OBJECTIVE - Exactly as written, print each record in the listing.

GIVEN ENTRIES -
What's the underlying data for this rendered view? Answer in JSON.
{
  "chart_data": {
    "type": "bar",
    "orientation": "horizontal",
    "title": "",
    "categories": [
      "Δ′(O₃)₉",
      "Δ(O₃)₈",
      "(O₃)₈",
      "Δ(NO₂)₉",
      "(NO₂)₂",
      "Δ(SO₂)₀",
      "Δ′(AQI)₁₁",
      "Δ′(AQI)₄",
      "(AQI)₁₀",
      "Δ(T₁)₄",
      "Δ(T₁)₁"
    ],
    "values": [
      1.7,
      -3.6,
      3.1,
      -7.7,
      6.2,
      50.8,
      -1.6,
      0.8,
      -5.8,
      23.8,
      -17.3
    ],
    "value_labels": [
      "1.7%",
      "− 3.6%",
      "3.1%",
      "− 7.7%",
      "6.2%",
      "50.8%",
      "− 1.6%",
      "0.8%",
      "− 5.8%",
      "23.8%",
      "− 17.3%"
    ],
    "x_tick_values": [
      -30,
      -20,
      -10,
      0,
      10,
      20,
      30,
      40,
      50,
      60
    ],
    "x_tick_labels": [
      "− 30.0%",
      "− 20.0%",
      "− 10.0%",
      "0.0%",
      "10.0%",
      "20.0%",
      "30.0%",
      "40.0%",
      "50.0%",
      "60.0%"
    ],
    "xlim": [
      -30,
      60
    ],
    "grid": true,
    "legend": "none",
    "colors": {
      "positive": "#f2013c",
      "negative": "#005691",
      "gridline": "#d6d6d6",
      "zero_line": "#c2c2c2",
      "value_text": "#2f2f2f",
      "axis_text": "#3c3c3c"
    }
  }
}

RESPONSE TO THE TASK -
What's the underlying data for this rendered view? Answer in JSON.
{
  "chart_data": {
    "type": "bar",
    "orientation": "horizontal",
    "title": "",
    "categories": [
      "Δ′(O₃)₉",
      "Δ(O₃)₈",
      "(O₃)₈",
      "Δ(NO₂)₉",
      "(NO₂)₂",
      "Δ(SO₂)₀",
      "Δ′(AQI)₁₁",
      "Δ′(AQI)₄",
      "(AQI)₁₀",
      "Δ(T₁)₄",
      "Δ(T₁)₁"
    ],
    "values": [
      1.7,
      -3.6,
      3.1,
      -7.7,
      6.2,
      50.8,
      -1.6,
      0.8,
      -5.8,
      23.8,
      -17.3
    ],
    "value_labels": [
      "1.7%",
      "− 3.6%",
      "3.1%",
      "− 7.7%",
      "6.2%",
      "50.8%",
      "− 1.6%",
      "0.8%",
      "− 5.8%",
      "23.8%",
      "− 17.3%"
    ],
    "x_tick_values": [
      -30,
      -20,
      -10,
      0,
      10,
      20,
      30,
      40,
      50,
      60
    ],
    "x_tick_labels": [
      "− 30.0%",
      "− 20.0%",
      "− 10.0%",
      "0.0%",
      "10.0%",
      "20.0%",
      "30.0%",
      "40.0%",
      "50.0%",
      "60.0%"
    ],
    "xlim": [
      -30,
      60
    ],
    "grid": true,
    "legend": "none",
    "colors": {
      "positive": "#f2013c",
      "negative": "#005691",
      "gridline": "#d6d6d6",
      "zero_line": "#c2c2c2",
      "value_text": "#2f2f2f",
      "axis_text": "#3c3c3c"
    }
  }
}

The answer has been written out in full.